AIM OF THE EXERCISE
Only the lines from the line holding "Type out the text in this image." to the last line should be output, each exactly as given.
□ □ □ □ □ □ □
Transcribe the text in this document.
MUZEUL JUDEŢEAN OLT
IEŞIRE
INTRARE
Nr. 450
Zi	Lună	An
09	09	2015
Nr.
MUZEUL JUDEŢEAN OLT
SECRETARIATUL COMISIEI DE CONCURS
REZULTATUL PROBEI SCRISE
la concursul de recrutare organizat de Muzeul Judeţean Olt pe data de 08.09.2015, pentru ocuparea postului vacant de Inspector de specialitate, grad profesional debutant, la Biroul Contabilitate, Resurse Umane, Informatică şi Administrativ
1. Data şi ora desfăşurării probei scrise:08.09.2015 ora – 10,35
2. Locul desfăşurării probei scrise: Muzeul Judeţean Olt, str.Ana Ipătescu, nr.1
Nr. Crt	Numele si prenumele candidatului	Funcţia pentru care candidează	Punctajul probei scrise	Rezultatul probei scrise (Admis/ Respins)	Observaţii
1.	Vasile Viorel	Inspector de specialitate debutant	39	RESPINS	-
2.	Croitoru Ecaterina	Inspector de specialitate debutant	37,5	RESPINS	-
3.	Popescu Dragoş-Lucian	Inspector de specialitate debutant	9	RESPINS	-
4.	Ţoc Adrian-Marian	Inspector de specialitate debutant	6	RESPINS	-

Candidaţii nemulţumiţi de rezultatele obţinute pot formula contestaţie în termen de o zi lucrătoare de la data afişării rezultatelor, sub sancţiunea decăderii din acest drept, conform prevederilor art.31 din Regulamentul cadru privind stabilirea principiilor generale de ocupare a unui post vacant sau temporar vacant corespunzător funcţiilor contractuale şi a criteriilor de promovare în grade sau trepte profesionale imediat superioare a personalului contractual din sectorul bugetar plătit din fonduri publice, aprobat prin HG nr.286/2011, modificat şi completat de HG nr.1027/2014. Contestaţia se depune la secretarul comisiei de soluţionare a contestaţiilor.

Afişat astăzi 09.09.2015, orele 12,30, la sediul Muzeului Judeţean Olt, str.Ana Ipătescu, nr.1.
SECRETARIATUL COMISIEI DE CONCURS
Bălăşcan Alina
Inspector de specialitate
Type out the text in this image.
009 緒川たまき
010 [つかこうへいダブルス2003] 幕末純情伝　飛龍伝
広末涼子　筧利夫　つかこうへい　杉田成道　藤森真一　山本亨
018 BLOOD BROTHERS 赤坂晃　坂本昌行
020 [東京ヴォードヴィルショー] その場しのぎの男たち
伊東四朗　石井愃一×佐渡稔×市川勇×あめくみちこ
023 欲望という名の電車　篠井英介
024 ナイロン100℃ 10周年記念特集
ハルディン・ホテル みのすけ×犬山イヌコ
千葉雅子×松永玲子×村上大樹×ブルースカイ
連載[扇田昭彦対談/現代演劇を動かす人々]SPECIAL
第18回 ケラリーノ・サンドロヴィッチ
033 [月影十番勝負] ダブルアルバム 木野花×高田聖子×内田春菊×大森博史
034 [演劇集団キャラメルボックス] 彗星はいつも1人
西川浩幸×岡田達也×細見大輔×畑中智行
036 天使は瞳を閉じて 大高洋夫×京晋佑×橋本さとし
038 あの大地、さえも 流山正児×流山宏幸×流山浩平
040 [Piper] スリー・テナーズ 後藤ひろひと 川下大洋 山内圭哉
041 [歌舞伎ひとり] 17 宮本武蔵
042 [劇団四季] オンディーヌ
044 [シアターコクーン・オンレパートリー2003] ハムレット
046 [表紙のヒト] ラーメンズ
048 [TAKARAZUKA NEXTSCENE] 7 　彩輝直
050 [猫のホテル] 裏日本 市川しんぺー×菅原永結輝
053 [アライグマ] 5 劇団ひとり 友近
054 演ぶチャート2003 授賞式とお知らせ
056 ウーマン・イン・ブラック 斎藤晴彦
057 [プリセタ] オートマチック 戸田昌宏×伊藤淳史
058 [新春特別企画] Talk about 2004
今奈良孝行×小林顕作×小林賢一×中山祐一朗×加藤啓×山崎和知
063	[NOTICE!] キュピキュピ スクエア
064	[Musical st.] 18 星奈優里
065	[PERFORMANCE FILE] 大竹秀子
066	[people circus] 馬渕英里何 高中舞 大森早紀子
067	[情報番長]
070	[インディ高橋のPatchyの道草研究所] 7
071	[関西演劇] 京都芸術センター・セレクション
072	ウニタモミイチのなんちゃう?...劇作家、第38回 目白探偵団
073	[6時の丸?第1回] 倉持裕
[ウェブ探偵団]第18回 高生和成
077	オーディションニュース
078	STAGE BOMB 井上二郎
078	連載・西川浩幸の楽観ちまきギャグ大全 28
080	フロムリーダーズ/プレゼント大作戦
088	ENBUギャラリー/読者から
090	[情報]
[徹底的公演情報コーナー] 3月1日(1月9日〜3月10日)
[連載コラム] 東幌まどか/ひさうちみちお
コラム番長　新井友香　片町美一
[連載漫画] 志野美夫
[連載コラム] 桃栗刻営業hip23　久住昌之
□ □ □ □ □ □ □
ANSWER FOR THIS EXERCISE
Type out the text in this image.
009 緒川たまき
010 [つかこうへいダブルス2003] 幕末純情伝　飛龍伝
広末涼子　筧利夫　つかこうへい　杉田成道　藤森真一　山本亨
018 BLOOD BROTHERS 赤坂晃　坂本昌行
020 [東京ヴォードヴィルショー] その場しのぎの男たち
伊東四朗　石井愃一×佐渡稔×市川勇×あめくみちこ
023 欲望という名の電車　篠井英介
024 ナイロン100℃ 10周年記念特集
ハルディン・ホテル みのすけ×犬山イヌコ
千葉雅子×松永玲子×村上大樹×ブルースカイ
連載[扇田昭彦対談/現代演劇を動かす人々]SPECIAL
第18回 ケラリーノ・サンドロヴィッチ
033 [月影十番勝負] ダブルアルバム 木野花×高田聖子×内田春菊×大森博史
034 [演劇集団キャラメルボックス] 彗星はいつも1人
西川浩幸×岡田達也×細見大輔×畑中智行
036 天使は瞳を閉じて 大高洋夫×京晋佑×橋本さとし
038 あの大地、さえも 流山正児×流山宏幸×流山浩平
040 [Piper] スリー・テナーズ 後藤ひろひと 川下大洋 山内圭哉
041 [歌舞伎ひとり] 17 宮本武蔵
042 [劇団四季] オンディーヌ
044 [シアターコクーン・オンレパートリー2003] ハムレット
046 [表紙のヒト] ラーメンズ
048 [TAKARAZUKA NEXTSCENE] 7 　彩輝直
050 [猫のホテル] 裏日本 市川しんぺー×菅原永結輝
053 [アライグマ] 5 劇団ひとり 友近
054 演ぶチャート2003 授賞式とお知らせ
056 ウーマン・イン・ブラック 斎藤晴彦
057 [プリセタ] オートマチック 戸田昌宏×伊藤淳史
058 [新春特別企画] Talk about 2004
今奈良孝行×小林顕作×小林賢一×中山祐一朗×加藤啓×山崎和知
063	[NOTICE!] キュピキュピ スクエア
064	[Musical st.] 18 星奈優里
065	[PERFORMANCE FILE] 大竹秀子
066	[people circus] 馬渕英里何 高中舞 大森早紀子
067	[情報番長]
070	[インディ高橋のPatchyの道草研究所] 7
071	[関西演劇] 京都芸術センター・セレクション
072	ウニタモミイチのなんちゃう?...劇作家、第38回 目白探偵団
073	[6時の丸?第1回] 倉持裕
[ウェブ探偵団]第18回 高生和成
077	オーディションニュース
078	STAGE BOMB 井上二郎
078	連載・西川浩幸の楽観ちまきギャグ大全 28
080	フロムリーダーズ/プレゼント大作戦
088	ENBUギャラリー/読者から
090	[情報]
[徹底的公演情報コーナー] 3月1日(1月9日〜3月10日)
[連載コラム] 東幌まどか/ひさうちみちお
コラム番長　新井友香　片町美一
[連載漫画] 志野美夫
[連載コラム] 桃栗刻営業hip23　久住昌之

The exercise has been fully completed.